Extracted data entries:
▼

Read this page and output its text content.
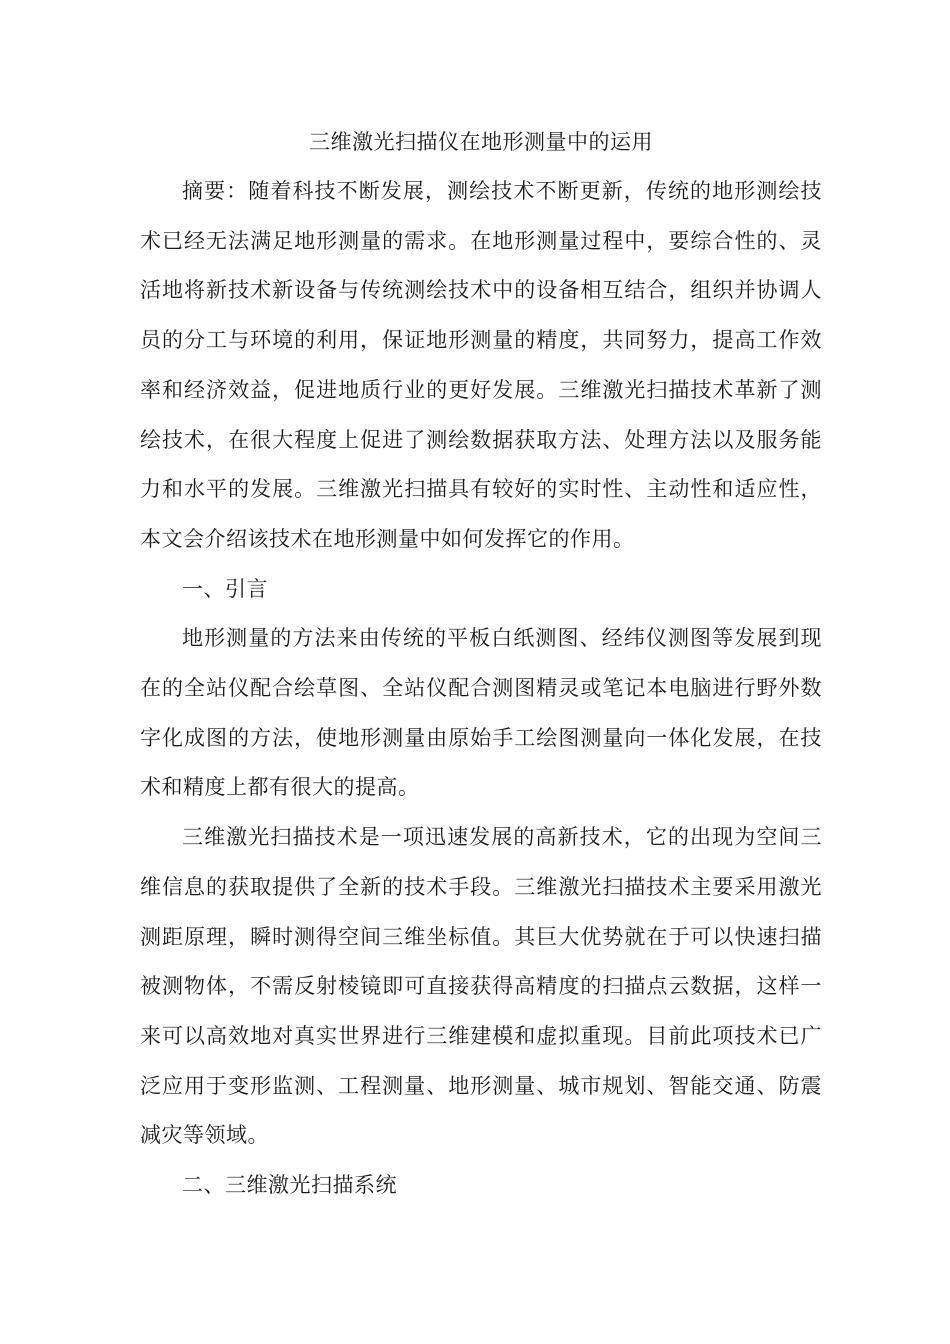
三维激光扫描仪在地形测量中的运用

摘要：随着科技不断发展，测绘技术不断更新，传统的地形测绘技术已经无法满足地形测量的需求。在地形测量过程中，要综合性的、灵活地将新技术新设备与传统测绘技术中的设备相互结合，组织并协调人员的分工与环境的利用，保证地形测量的精度，共同努力，提高工作效率和经济效益，促进地质行业的更好发展。三维激光扫描技术革新了测绘技术，在很大程度上促进了测绘数据获取方法、处理方法以及服务能力和水平的发展。三维激光扫描具有较好的实时性、主动性和适应性，本文会介绍该技术在地形测量中如何发挥它的作用。

一、引言

地形测量的方法来由传统的平板白纸测图、经纬仪测图等发展到现在的全站仪配合绘草图、全站仪配合测图精灵或笔记本电脑进行野外数字化成图的方法，使地形测量由原始手工绘图测量向一体化发展，在技术和精度上都有很大的提高。

三维激光扫描技术是一项迅速发展的高新技术，它的出现为空间三维信息的获取提供了全新的技术手段。三维激光扫描技术主要采用激光测距原理，瞬时测得空间三维坐标值。其巨大优势就在于可以快速扫描被测物体，不需反射棱镜即可直接获得高精度的扫描点云数据，这样一来可以高效地对真实世界进行三维建模和虚拟重现。目前此项技术已广泛应用于变形监测、工程测量、地形测量、城市规划、智能交通、防震减灾等领域。

二、三维激光扫描系统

▲

* Task directions *
Quote every line of the records above exactly; no picture is to be copied.

* Result below *
Read this page and output its text content.
三维激光扫描仪在地形测量中的运用

摘要：随着科技不断发展，测绘技术不断更新，传统的地形测绘技术已经无法满足地形测量的需求。在地形测量过程中，要综合性的、灵活地将新技术新设备与传统测绘技术中的设备相互结合，组织并协调人员的分工与环境的利用，保证地形测量的精度，共同努力，提高工作效率和经济效益，促进地质行业的更好发展。三维激光扫描技术革新了测绘技术，在很大程度上促进了测绘数据获取方法、处理方法以及服务能力和水平的发展。三维激光扫描具有较好的实时性、主动性和适应性，本文会介绍该技术在地形测量中如何发挥它的作用。

一、引言

地形测量的方法来由传统的平板白纸测图、经纬仪测图等发展到现在的全站仪配合绘草图、全站仪配合测图精灵或笔记本电脑进行野外数字化成图的方法，使地形测量由原始手工绘图测量向一体化发展，在技术和精度上都有很大的提高。

三维激光扫描技术是一项迅速发展的高新技术，它的出现为空间三维信息的获取提供了全新的技术手段。三维激光扫描技术主要采用激光测距原理，瞬时测得空间三维坐标值。其巨大优势就在于可以快速扫描被测物体，不需反射棱镜即可直接获得高精度的扫描点云数据，这样一来可以高效地对真实世界进行三维建模和虚拟重现。目前此项技术已广泛应用于变形监测、工程测量、地形测量、城市规划、智能交通、防震减灾等领域。

二、三维激光扫描系统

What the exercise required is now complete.